§ Exercise objective: Every entry that follows should be repeated exactly; drop the images.

§ Records supplied:
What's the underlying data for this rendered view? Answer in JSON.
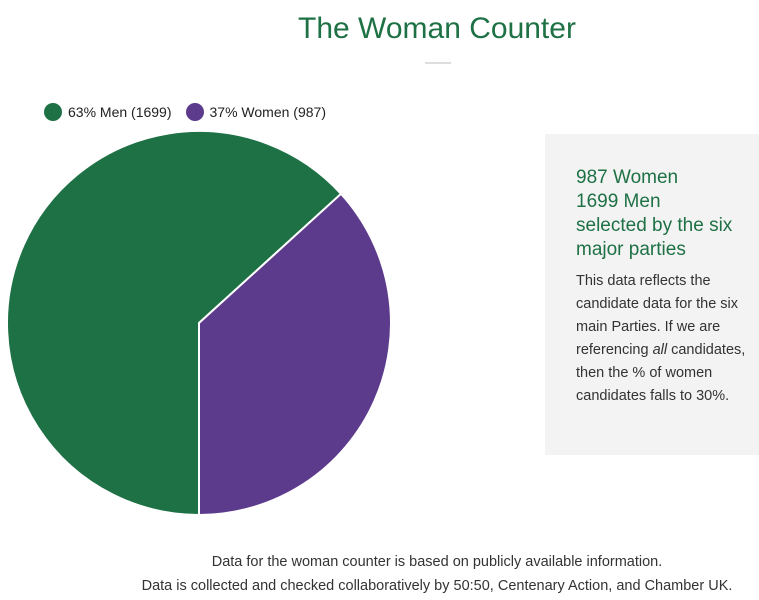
{
  "page": {
    "title": "The Woman Counter"
  },
  "legend": [
    {
      "label": "63% Men (1699)",
      "color": "#1e7145"
    },
    {
      "label": "37% Women (987)",
      "color": "#5c3a8c"
    }
  ],
  "chart_data": {
    "type": "pie",
    "categories": [
      "Men",
      "Women"
    ],
    "values": [
      1699,
      987
    ],
    "percentages": [
      63,
      37
    ],
    "colors": [
      "#1e7145",
      "#5c3a8c"
    ],
    "legend": "top-left"
  },
  "info": {
    "heading_lines": [
      "987 Women",
      "1699 Men",
      "selected by the six",
      "major parties"
    ],
    "body_before_em": "This data reflects the candidate data for the six main Parties. If we are referencing ",
    "body_em": "all",
    "body_after_em": " candidates, then the % of women candidates falls to 30%."
  },
  "footer": {
    "line1": "Data for the woman counter is based on publicly available information.",
    "line2": "Data is collected and checked collaboratively by 50:50, Centenary Action, and Chamber UK."
  }
}
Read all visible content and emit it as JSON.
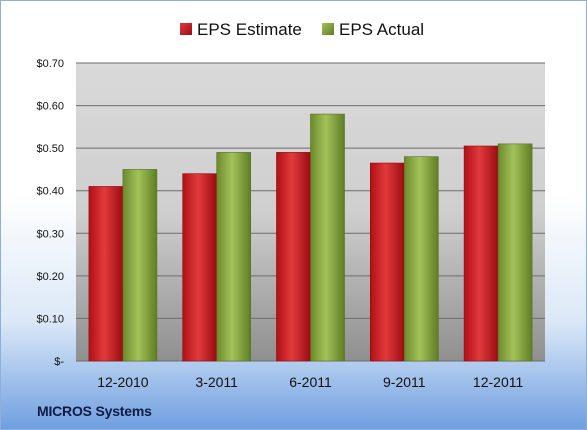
{
  "chart_data": {
    "type": "bar",
    "categories": [
      "12-2010",
      "3-2011",
      "6-2011",
      "9-2011",
      "12-2011"
    ],
    "series": [
      {
        "name": "EPS Estimate",
        "values": [
          0.41,
          0.44,
          0.49,
          0.465,
          0.505
        ],
        "color": "#c0161a"
      },
      {
        "name": "EPS Actual",
        "values": [
          0.45,
          0.49,
          0.58,
          0.48,
          0.51
        ],
        "color": "#7e9c35"
      }
    ],
    "yticks": [
      {
        "value": 0,
        "label": "$-"
      },
      {
        "value": 0.1,
        "label": "$0.10"
      },
      {
        "value": 0.2,
        "label": "$0.20"
      },
      {
        "value": 0.3,
        "label": "$0.30"
      },
      {
        "value": 0.4,
        "label": "$0.40"
      },
      {
        "value": 0.5,
        "label": "$0.50"
      },
      {
        "value": 0.6,
        "label": "$0.60"
      },
      {
        "value": 0.7,
        "label": "$0.70"
      }
    ],
    "ylim": [
      0,
      0.7
    ],
    "grid": true,
    "legend_position": "top"
  },
  "footer": {
    "company": "MICROS Systems"
  }
}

§ Completed exercise:
What's the underlying data for this rendered view? Answer in JSON.
{
  "page": {
    "title": "The Woman Counter"
  },
  "legend": [
    {
      "label": "63% Men (1699)",
      "color": "#1e7145"
    },
    {
      "label": "37% Women (987)",
      "color": "#5c3a8c"
    }
  ],
  "chart_data": {
    "type": "pie",
    "categories": [
      "Men",
      "Women"
    ],
    "values": [
      1699,
      987
    ],
    "percentages": [
      63,
      37
    ],
    "colors": [
      "#1e7145",
      "#5c3a8c"
    ],
    "legend": "top-left"
  },
  "info": {
    "heading_lines": [
      "987 Women",
      "1699 Men",
      "selected by the six",
      "major parties"
    ],
    "body_before_em": "This data reflects the candidate data for the six main Parties. If we are referencing ",
    "body_em": "all",
    "body_after_em": " candidates, then the % of women candidates falls to 30%."
  },
  "footer": {
    "line1": "Data for the woman counter is based on publicly available information.",
    "line2": "Data is collected and checked collaboratively by 50:50, Centenary Action, and Chamber UK."
  }
}
Read all visible content and emit it as JSON.
{
  "chart_data": {
    "type": "bar",
    "categories": [
      "12-2010",
      "3-2011",
      "6-2011",
      "9-2011",
      "12-2011"
    ],
    "series": [
      {
        "name": "EPS Estimate",
        "values": [
          0.41,
          0.44,
          0.49,
          0.465,
          0.505
        ],
        "color": "#c0161a"
      },
      {
        "name": "EPS Actual",
        "values": [
          0.45,
          0.49,
          0.58,
          0.48,
          0.51
        ],
        "color": "#7e9c35"
      }
    ],
    "yticks": [
      {
        "value": 0,
        "label": "$-"
      },
      {
        "value": 0.1,
        "label": "$0.10"
      },
      {
        "value": 0.2,
        "label": "$0.20"
      },
      {
        "value": 0.3,
        "label": "$0.30"
      },
      {
        "value": 0.4,
        "label": "$0.40"
      },
      {
        "value": 0.5,
        "label": "$0.50"
      },
      {
        "value": 0.6,
        "label": "$0.60"
      },
      {
        "value": 0.7,
        "label": "$0.70"
      }
    ],
    "ylim": [
      0,
      0.7
    ],
    "grid": true,
    "legend_position": "top"
  },
  "footer": {
    "company": "MICROS Systems"
  }
}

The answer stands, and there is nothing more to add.